• **Problem statement**:
Provide only the number of lines in the data below that contain the string "próxima".

• **Exercise data**:
____
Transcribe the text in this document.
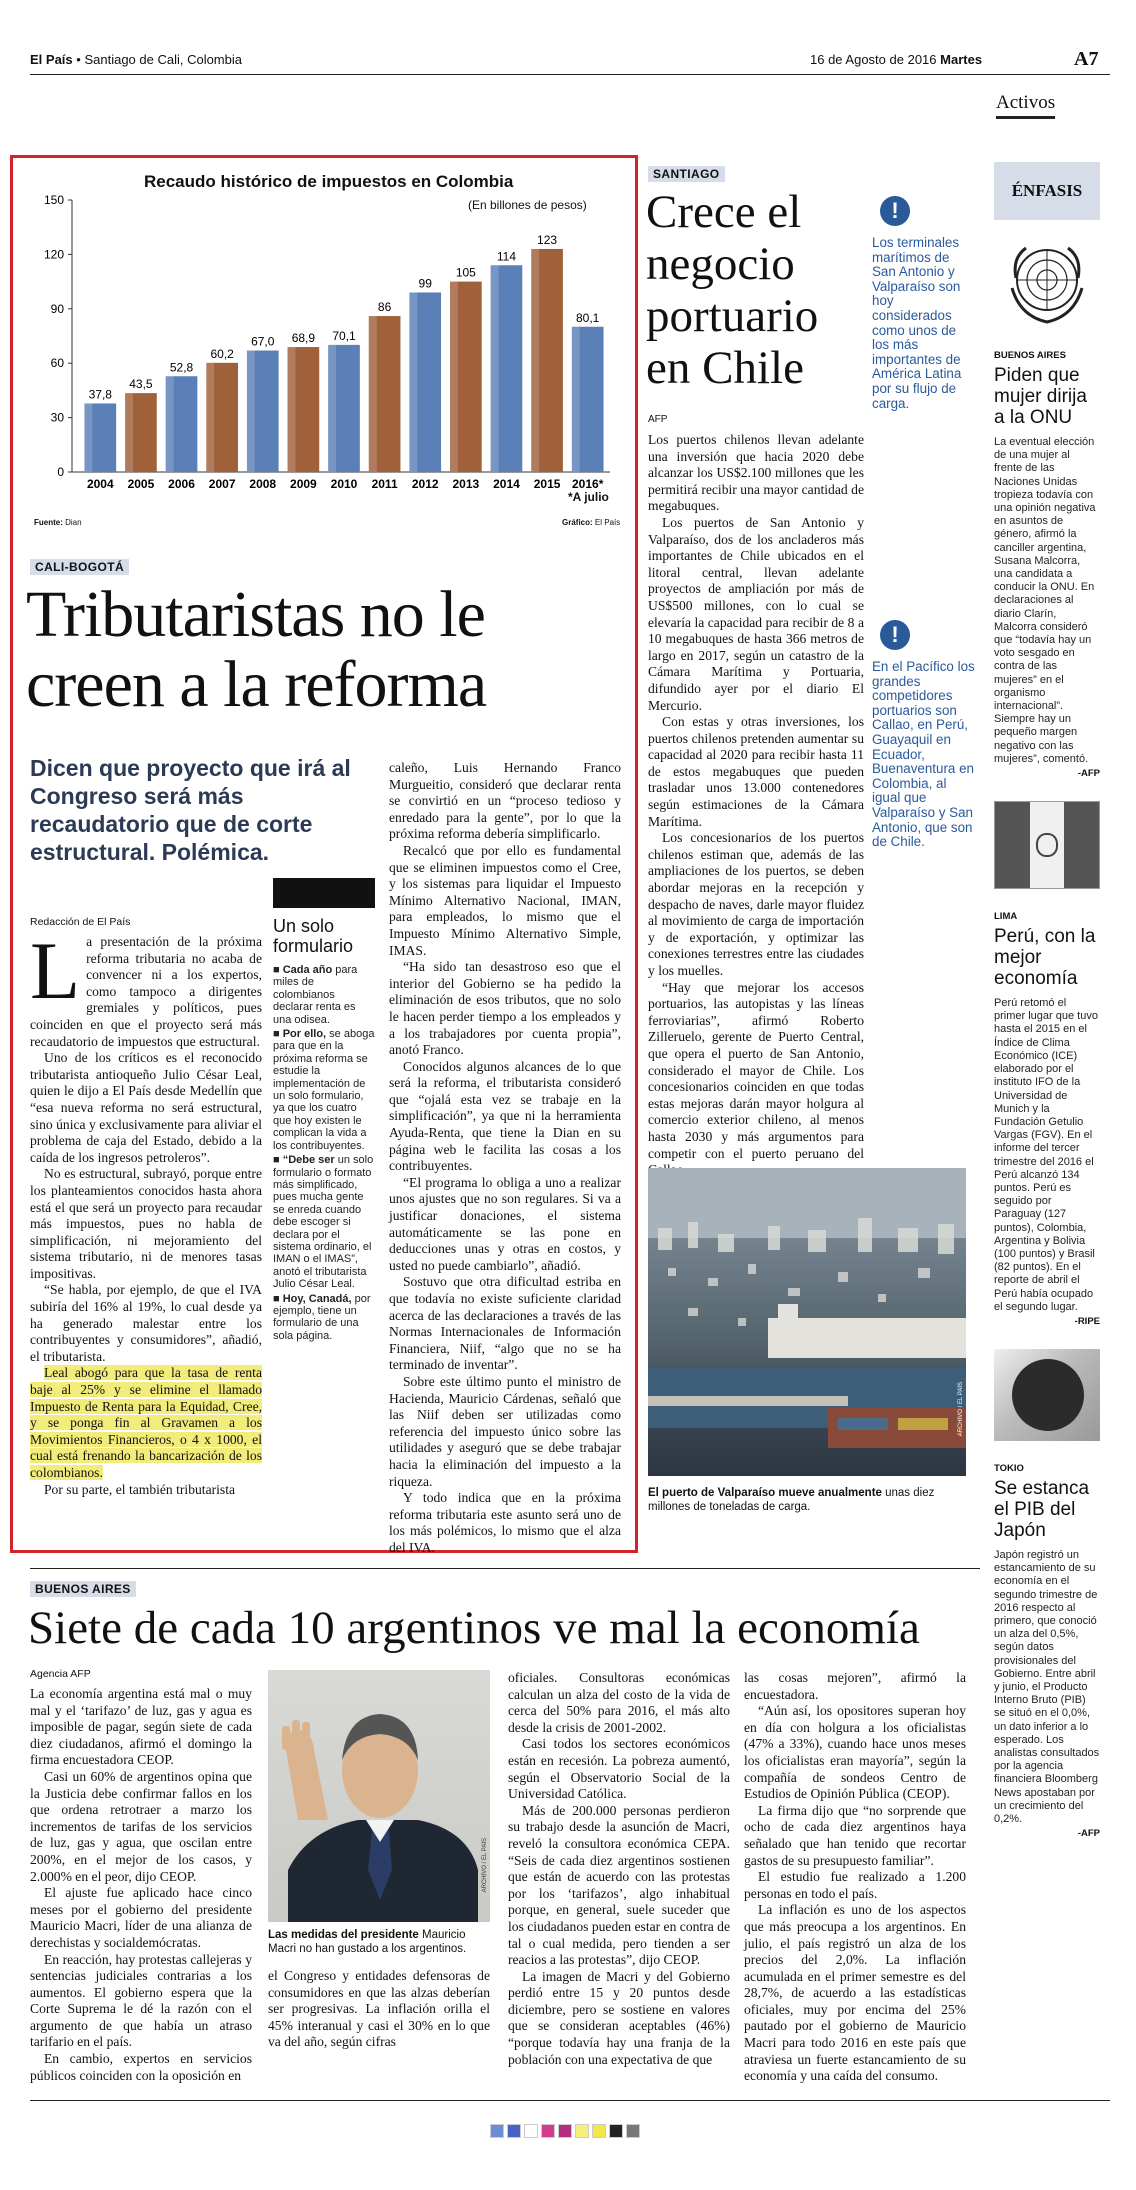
El País • Santiago de Cali, Colombia	16 de Agosto de 2016 Martes	A7
Activos
Recaudo histórico de impuestos en Colombia
(En billones de pesos)
0
30
60
90
120
150
37,8
2004
43,5
2005
52,8
2006
60,2
2007
67,0
2008
68,9
2009
70,1
2010
86
2011
99
2012
105
2013
114
2014
123
2015
80,1
2016*
*A julio
Fuente: Dian	Gráfico: El País
CALI-BOGOTÁ
Tributaristas no le
creen a la reforma
Dicen que proyecto que irá al Congreso será más recaudatorio que de corte estructural. Polémica.
Redacción de El País
L a presentación de la próxima reforma tributaria no acaba de convencer ni a los expertos, como tampoco a dirigentes gremiales y políticos, pues coinciden en que el proyecto será más recaudatorio de impuestos que estructural.

Uno de los críticos es el reconocido tributarista antioqueño Julio César Leal, quien le dijo a El País desde Medellín que “esa nueva reforma no será estructural, sino única y exclusivamente para aliviar el problema de caja del Estado, debido a la caída de los ingresos petroleros”.

No es estructural, subrayó, porque entre los planteamientos conocidos hasta ahora está el que será un proyecto para recaudar más impuestos, pues no habla de simplificación, ni mejoramiento del sistema tributario, ni de menores tasas impositivas.

“Se habla, por ejemplo, de que el IVA subiría del 16% al 19%, lo cual desde ya ha generado malestar entre los contribuyentes y consumidores”, añadió, el tributarista.

Leal abogó para que la tasa de renta baje al 25% y se elimine el llamado Impuesto de Renta para la Equidad, Cree, y se ponga fin al Gravamen a los Movimientos Financieros, o 4 x 1000, el cual está frenando la bancarización de los colombianos.

Por su parte, el también tributarista

Un solo formulario

■ Cada año para miles de colombianos declarar renta es una odisea.

■ Por ello, se aboga para que en la próxima reforma se estudie la implementación de un solo formulario, ya que los cuatro que hoy existen le complican la vida a los contribuyentes.

■ “Debe ser un solo formulario o formato más simplificado, pues mucha gente se enreda cuando debe escoger si declara por el sistema ordinario, el IMAN o el IMAS”, anotó el tributarista Julio César Leal.

■ Hoy, Canadá, por ejemplo, tiene un formulario de una sola página.

caleño, Luis Hernando Franco Murgueitio, consideró que declarar renta se convirtió en un “proceso tedioso y enredado para la gente”, por lo que la próxima reforma debería simplificarlo.

Recalcó que por ello es fundamental que se eliminen impuestos como el Cree, y los sistemas para liquidar el Impuesto Mínimo Alternativo Nacional, IMAN, para empleados, lo mismo que el Impuesto Mínimo Alternativo Simple, IMAS.

“Ha sido tan desastroso eso que el interior del Gobierno se ha pedido la eliminación de esos tributos, que no solo le hacen perder tiempo a los empleados y a los trabajadores por cuenta propia”, anotó Franco.

Conocidos algunos alcances de lo que será la reforma, el tributarista consideró que “ojalá esta vez se trabaje en la simplificación”, ya que ni la herramienta Ayuda-Renta, que tiene la Dian en su página web le facilita las cosas a los contribuyentes.

“El programa lo obliga a uno a realizar unos ajustes que no son regulares. Si va a justificar donaciones, el sistema automáticamente se las pone en deducciones unas y otras en costos, y usted no puede cambiarlo”, añadió.

Sostuvo que otra dificultad estriba en que todavía no existe suficiente claridad acerca de las declaraciones a través de las Normas Internacionales de Información Financiera, Niif, “algo que no se ha terminado de inventar”.

Sobre este último punto el ministro de Hacienda, Mauricio Cárdenas, señaló que las Niif deben ser utilizadas como referencia del impuesto único sobre las utilidades y aseguró que se debe trabajar hacia la eliminación del impuesto a la riqueza.

Y todo indica que en la próxima reforma tributaria este asunto será uno de los más polémicos, lo mismo que el alza del IVA.

SANTIAGO
Crece el
negocio
portuario
en Chile
AFP

Los puertos chilenos llevan adelante una inversión que hacia 2020 debe alcanzar los US$2.100 millones que les permitirá recibir una mayor cantidad de megabuques.

Los puertos de San Antonio y Valparaíso, dos de los ancladeros más importantes de Chile ubicados en el litoral central, llevan adelante proyectos de ampliación por más de US$500 millones, con lo cual se elevaría la capacidad para recibir de 8 a 10 megabuques de hasta 366 metros de largo en 2017, según un catastro de la Cámara Marítima y Portuaria, difundido ayer por el diario El Mercurio.

Con estas y otras inversiones, los puertos chilenos pretenden aumentar su capacidad al 2020 para recibir hasta 11 de estos megabuques que pueden trasladar unos 13.000 contenedores según estimaciones de la Cámara Marítima.

Los concesionarios de los puertos chilenos estiman que, además de las ampliaciones de los puertos, se deben abordar mejoras en la recepción y despacho de naves, darle mayor fluidez al movimiento de carga de importación y de exportación, y optimizar las conexiones terrestres entre las ciudades y los muelles.

“Hay que mejorar los accesos portuarios, las autopistas y las líneas ferroviarias”, afirmó Roberto Zilleruelo, gerente de Puerto Central, que opera el puerto de San Antonio, considerado el mayor de Chile. Los concesionarios coinciden en que todas estas mejoras darán mayor holgura al comercio exterior chileno, al menos hasta 2030 y más argumentos para competir con el puerto peruano del

!
Los terminales marítimos de San Antonio y Valparaíso son hoy considerados como unos de los más importantes de América Latina por su flujo de carga.
!
En el Pacífico los grandes competidores portuarios son Callao, en Perú, Guayaquil en Ecuador, Buenaventura en Colombia, al igual que Valparaíso y San Antonio, que son de Chile.
ARCHIVO / EL PAÍS
El puerto de Valparaíso mueve anualmente unas diez millones de toneladas de carga.
ÉNFASIS
BUENOS AIRES
Piden que mujer dirija a la ONU
La eventual elección de una mujer al frente de las Naciones Unidas tropieza todavía con una opinión negativa en asuntos de género, afirmó la canciller argentina, Susana Malcorra, una candidata a conducir la ONU. En declaraciones al diario Clarín, Malcorra consideró que “todavía hay un voto sesgado en contra de las mujeres” en el organismo internacional”. Siempre hay un pequeño margen negativo con las mujeres”, comentó.
-AFP
LIMA
Perú, con la mejor economía
Perú retomó el primer lugar que tuvo hasta el 2015 en el Índice de Clima Económico (ICE) elaborado por el instituto IFO de la Universidad de Munich y la Fundación Getulio Vargas (FGV). En el informe del tercer trimestre del 2016 el Perú alcanzó 134 puntos. Perú es seguido por Paraguay (127 puntos), Colombia, Argentina y Bolivia (100 puntos) y Brasil (82 puntos). En el reporte de abril el Perú había ocupado el segundo lugar.
-RIPE
TOKIO
Se estanca el PIB del Japón
Japón registró un estancamiento de su economía en el segundo trimestre de 2016 respecto al primero, que conoció un alza del 0,5%, según datos provisionales del Gobierno. Entre abril y junio, el Producto Interno Bruto (PIB) se situó en el 0,0%, un dato inferior a lo esperado. Los analistas consultados por la agencia financiera Bloomberg News apostaban por un crecimiento del 0,2%.
-AFP
BUENOS AIRES
Siete de cada 10 argentinos ve mal la economía
Agencia AFP

La economía argentina está mal o muy mal y el ‘tarifazo’ de luz, gas y agua es imposible de pagar, según siete de cada diez ciudadanos, afirmó el domingo la firma encuestadora CEOP.

Casi un 60% de argentinos opina que la Justicia debe confirmar fallos en los que ordena retrotraer a marzo los incrementos de tarifas de los servicios de luz, gas y agua, que oscilan entre 200%, en el mejor de los casos, y 2.000% en el peor, dijo CEOP.

El ajuste fue aplicado hace cinco meses por el gobierno del presidente Mauricio Macri, líder de una alianza de derechistas y socialdemócratas.

En reacción, hay protestas callejeras y sentencias judiciales contrarias a los aumentos. El gobierno espera que la Corte Suprema le dé la razón con el argumento de que había un atraso tarifario en el país.

En cambio, expertos en servicios públicos coinciden con la oposición en

ARCHIVO / EL PAÍS
Las medidas del presidente Mauricio Macri no han gustado a los argentinos.
el Congreso y entidades defensoras de consumidores en que las alzas deberían ser progresivas. La inflación orilla el 45% interanual y casi el 30% en lo que va del año, según cifras

oficiales. Consultoras económicas calculan un alza del costo de la vida de cerca del 50% para 2016, el más alto desde la crisis de 2001-2002.

Casi todos los sectores económicos están en recesión. La pobreza aumentó, según el Observatorio Social de la Universidad Católica.

Más de 200.000 personas perdieron su trabajo desde la asunción de Macri, reveló la consultora económica CEPA. “Seis de cada diez argentinos sostienen que están de acuerdo con las protestas por los ‘tarifazos’, algo inhabitual porque, en general, suele suceder que los ciudadanos pueden estar en contra de tal o cual medida, pero tienden a ser reacios a las protestas”, dijo CEOP.

La imagen de Macri y del Gobierno perdió entre 15 y 20 puntos desde diciembre, pero se sostiene en valores que se consideran aceptables (46%) “porque todavía hay una franja de la población con una expectativa de que

las cosas mejoren”, afirmó la encuestadora.

“Aún así, los opositores superan hoy en día con holgura a los oficialistas (47% a 33%), cuando hace unos meses los oficialistas eran mayoría”, según la compañía de sondeos Centro de Estudios de Opinión Pública (CEOP).

La firma dijo que “no sorprende que ocho de cada diez argentinos haya señalado que han tenido que recortar gastos de su presupuesto familiar”.

El estudio fue realizado a 1.200 personas en todo el país.

La inflación es uno de los aspectos que más preocupa a los argentinos. En julio, el país registró un alza de los precios del 2,0%. La inflación acumulada en el primer semestre es del 28,7%, de acuerdo a las estadísticas oficiales, muy por encima del 25% pautado por el gobierno de Mauricio Macri para todo 2016 en este país que atraviesa un fuerte estancamiento de su economía y una caída del consumo.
____
• **Completed task**:
4